--- start of RECORDED INFORMATION ---

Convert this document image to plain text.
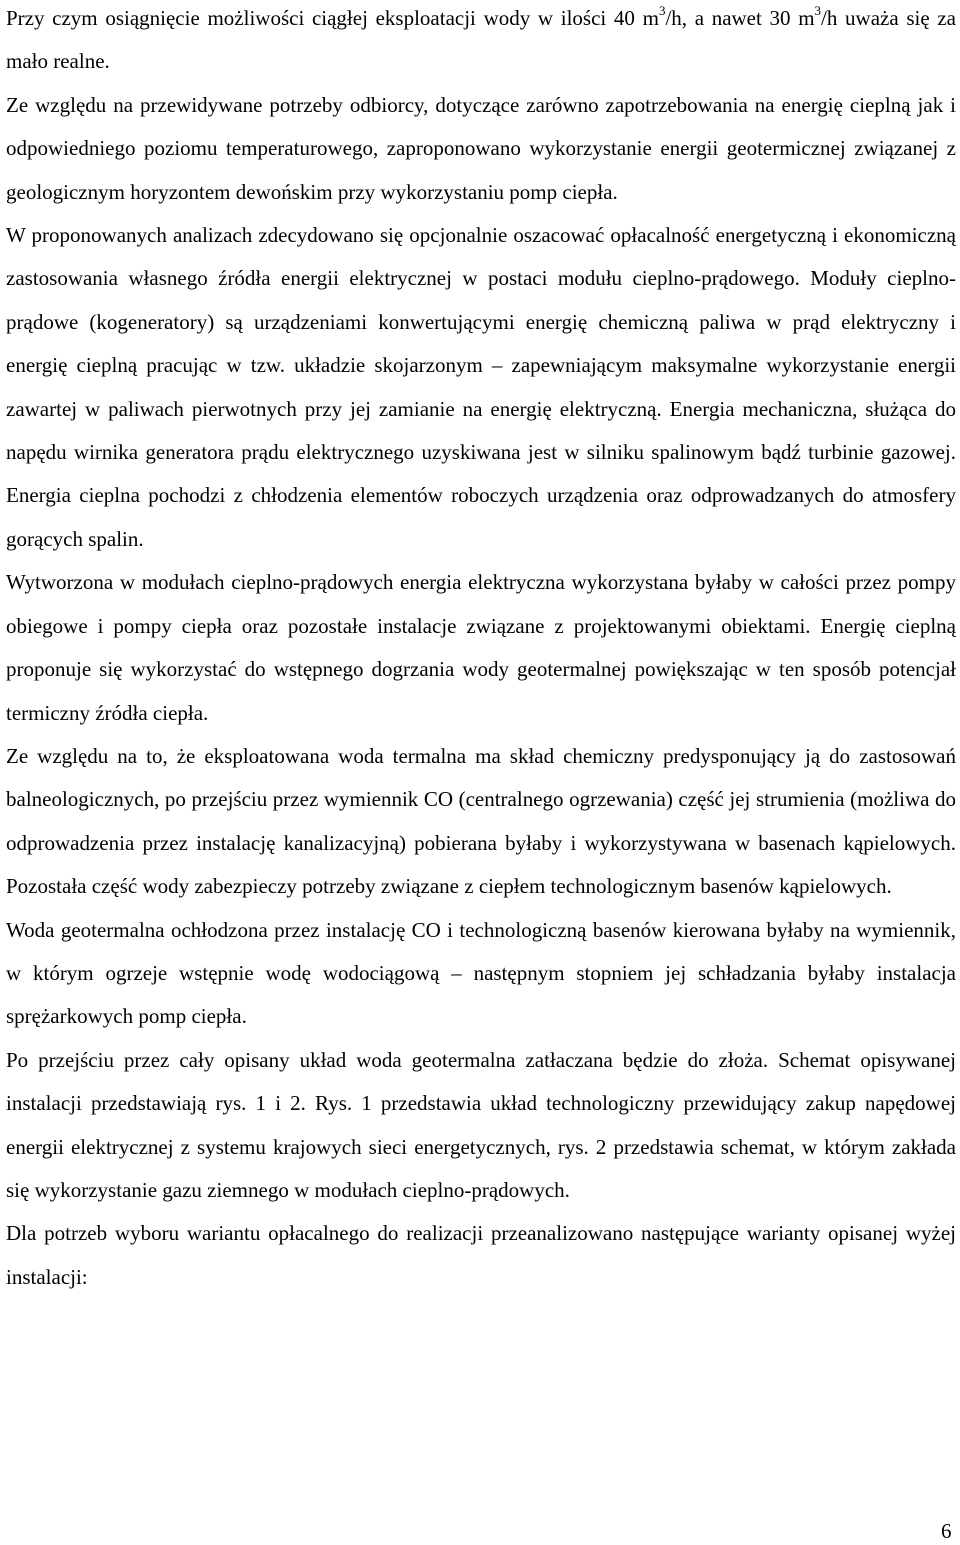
Przy czym osiągnięcie możliwości ciągłej eksploatacji wody w ilości 40 $m^3/h$, a nawet 30 $m^3/h$ uważa się za mało realne.

Ze względu na przewidywane potrzeby odbiorcy, dotyczące zarówno zapotrzebowania na energię cieplną jak i odpowiedniego poziomu temperaturowego, zaproponowano wykorzystanie energii geotermicznej związanej z geologicznym horyzontem dewońskim przy wykorzystaniu pomp ciepła.

W proponowanych analizach zdecydowano się opcjonalnie oszacować opłacalność energetyczną i ekonomiczną zastosowania własnego źródła energii elektrycznej w postaci modułu cieplno-prądowego. Moduły cieplno-prądowe (kogeneratory) są urządzeniami konwertującymi energię chemiczną paliwa w prąd elektryczny i energię cieplną pracując w tzw. układzie skojarzonym – zapewniającym maksymalne wykorzystanie energii zawartej w paliwach pierwotnych przy jej zamianie na energię elektryczną. Energia mechaniczna, służąca do napędu wirnika generatora prądu elektrycznego uzyskiwana jest w silniku spalinowym bądź turbinie gazowej. Energia cieplna pochodzi z chłodzenia elementów roboczych urządzenia oraz odprowadzanych do atmosfery gorących spalin.

Wytworzona w modułach cieplno-prądowych energia elektryczna wykorzystana byłaby w całości przez pompy obiegowe i pompy ciepła oraz pozostałe instalacje związane z projektowanymi obiektami. Energię cieplną proponuje się wykorzystać do wstępnego dogrzania wody geotermalnej powiększając w ten sposób potencjał termiczny źródła ciepła.

Ze względu na to, że eksploatowana woda termalna ma skład chemiczny predysponujący ją do zastosowań balneologicznych, po przejściu przez wymiennik CO (centralnego ogrzewania) część jej strumienia (możliwa do odprowadzenia przez instalację kanalizacyjną) pobierana byłaby i wykorzystywana w basenach kąpielowych. Pozostała część wody zabezpieczy potrzeby związane z ciepłem technologicznym basenów kąpielowych.

Woda geotermalna ochłodzona przez instalację CO i technologiczną basenów kierowana byłaby na wymiennik, w którym ogrzeje wstępnie wodę wodociągową – następnym stopniem jej schładzania byłaby instalacja sprężarkowych pomp ciepła.

Po przejściu przez cały opisany układ woda geotermalna zatłaczana będzie do złoża. Schemat opisywanej instalacji przedstawiają rys. 1 i 2. Rys. 1 przedstawia układ technologiczny przewidujący zakup napędowej energii elektrycznej z systemu krajowych sieci energetycznych, rys. 2 przedstawia schemat, w którym zakłada się wykorzystanie gazu ziemnego w modułach cieplno-prądowych.

Dla potrzeb wyboru wariantu opłacalnego do realizacji przeanalizowano następujące warianty opisanej wyżej instalacji:

6
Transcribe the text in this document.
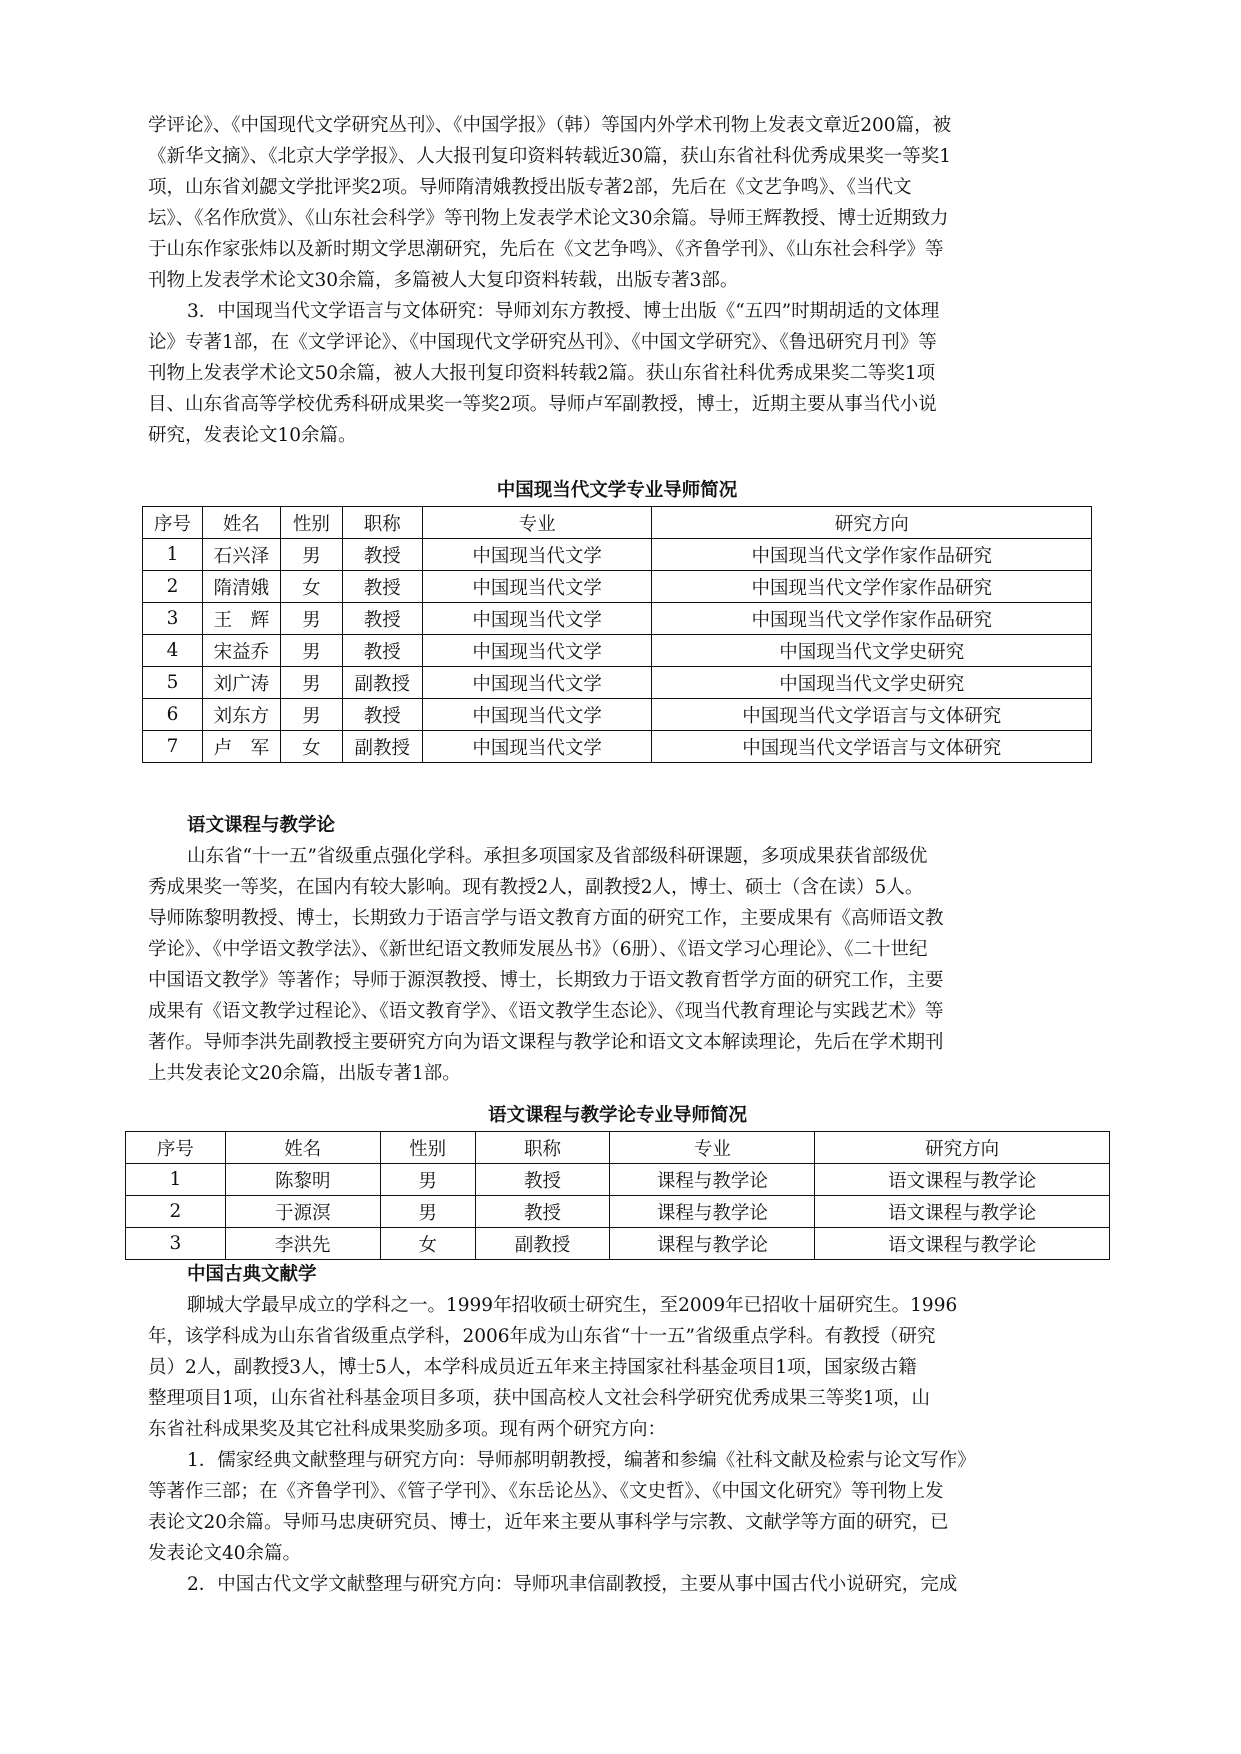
学评论》、《中国现代文学研究丛刊》、《中国学报》（韩）等国内外学术刊物上发表文章近200篇，被
《新华文摘》、《北京大学学报》、人大报刊复印资料转载近30篇，获山东省社科优秀成果奖一等奖1
项，山东省刘勰文学批评奖2项。导师隋清娥教授出版专著2部，先后在《文艺争鸣》、《当代文
坛》、《名作欣赏》、《山东社会科学》等刊物上发表学术论文30余篇。导师王辉教授、博士近期致力
于山东作家张炜以及新时期文学思潮研究，先后在《文艺争鸣》、《齐鲁学刊》、《山东社会科学》等
刊物上发表学术论文30余篇，多篇被人大复印资料转载，出版专著3部。
3．中国现当代文学语言与文体研究：导师刘东方教授、博士出版《“五四”时期胡适的文体理
论》专著1部，在《文学评论》、《中国现代文学研究丛刊》、《中国文学研究》、《鲁迅研究月刊》等
刊物上发表学术论文50余篇，被人大报刊复印资料转载2篇。获山东省社科优秀成果奖二等奖1项
目、山东省高等学校优秀科研成果奖一等奖2项。导师卢军副教授，博士，近期主要从事当代小说
研究，发表论文10余篇。
中国现当代文学专业导师简况
序号	姓名	性别	职称	专业	研究方向
1	石兴泽	男	教授	中国现当代文学	中国现当代文学作家作品研究
2	隋清娥	女	教授	中国现当代文学	中国现当代文学作家作品研究
3	王　辉	男	教授	中国现当代文学	中国现当代文学作家作品研究
4	宋益乔	男	教授	中国现当代文学	中国现当代文学史研究
5	刘广涛	男	副教授	中国现当代文学	中国现当代文学史研究
6	刘东方	男	教授	中国现当代文学	中国现当代文学语言与文体研究
7	卢　军	女	副教授	中国现当代文学	中国现当代文学语言与文体研究
语文课程与教学论
山东省“十一五”省级重点强化学科。承担多项国家及省部级科研课题，多项成果获省部级优
秀成果奖一等奖，在国内有较大影响。现有教授2人，副教授2人，博士、硕士（含在读）5人。
导师陈黎明教授、博士，长期致力于语言学与语文教育方面的研究工作，主要成果有《高师语文教
学论》、《中学语文教学法》、《新世纪语文教师发展丛书》（6册）、《语文学习心理论》、《二十世纪
中国语文教学》等著作；导师于源溟教授、博士，长期致力于语文教育哲学方面的研究工作，主要
成果有《语文教学过程论》、《语文教育学》、《语文教学生态论》、《现当代教育理论与实践艺术》等
著作。导师李洪先副教授主要研究方向为语文课程与教学论和语文文本解读理论，先后在学术期刊
上共发表论文20余篇，出版专著1部。
语文课程与教学论专业导师简况
序号	姓名	性别	职称	专业	研究方向
1	陈黎明	男	教授	课程与教学论	语文课程与教学论
2	于源溟	男	教授	课程与教学论	语文课程与教学论
3	李洪先	女	副教授	课程与教学论	语文课程与教学论
中国古典文献学
聊城大学最早成立的学科之一。1999年招收硕士研究生，至2009年已招收十届研究生。1996
年，该学科成为山东省省级重点学科，2006年成为山东省“十一五”省级重点学科。有教授（研究
员）2人，副教授3人，博士5人，本学科成员近五年来主持国家社科基金项目1项，国家级古籍
整理项目1项，山东省社科基金项目多项，获中国高校人文社会科学研究优秀成果三等奖1项，山
东省社科成果奖及其它社科成果奖励多项。现有两个研究方向：
1．儒家经典文献整理与研究方向：导师郝明朝教授，编著和参编《社科文献及检索与论文写作》
等著作三部；在《齐鲁学刊》、《管子学刊》、《东岳论丛》、《文史哲》、《中国文化研究》等刊物上发
表论文20余篇。导师马忠庚研究员、博士，近年来主要从事科学与宗教、文献学等方面的研究，已
发表论文40余篇。
2．中国古代文学文献整理与研究方向：导师巩聿信副教授，主要从事中国古代小说研究，完成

--- end of RECORDED INFORMATION ---

WRITTEN EXERCISE
Collect every line above that contains the word "cieplno".

TASK ANSWER
W proponowanych analizach zdecydowano się opcjonalnie oszacować opłacalność energetyczną i ekonomiczną zastosowania własnego źródła energii elektrycznej w postaci modułu cieplno-prądowego. Moduły cieplno-prądowe (kogeneratory) są urządzeniami konwertującymi energię chemiczną paliwa w prąd elektryczny i energię cieplną pracując w tzw. układzie skojarzonym – zapewniającym maksymalne wykorzystanie energii zawartej w paliwach pierwotnych przy jej zamianie na energię elektryczną. Energia mechaniczna, służąca do napędu wirnika generatora prądu elektrycznego uzyskiwana jest w silniku spalinowym bądź turbinie gazowej. Energia cieplna pochodzi z chłodzenia elementów roboczych urządzenia oraz odprowadzanych do atmosfery gorących spalin.
Wytworzona w modułach cieplno-prądowych energia elektryczna wykorzystana byłaby w całości przez pompy obiegowe i pompy ciepła oraz pozostałe instalacje związane z projektowanymi obiektami. Energię cieplną proponuje się wykorzystać do wstępnego dogrzania wody geotermalnej powiększając w ten sposób potencjał termiczny źródła ciepła.
Po przejściu przez cały opisany układ woda geotermalna zatłaczana będzie do złoża. Schemat opisywanej instalacji przedstawiają rys. 1 i 2. Rys. 1 przedstawia układ technologiczny przewidujący zakup napędowej energii elektrycznej z systemu krajowych sieci energetycznych, rys. 2 przedstawia schemat, w którym zakłada się wykorzystanie gazu ziemnego w modułach cieplno-prądowych.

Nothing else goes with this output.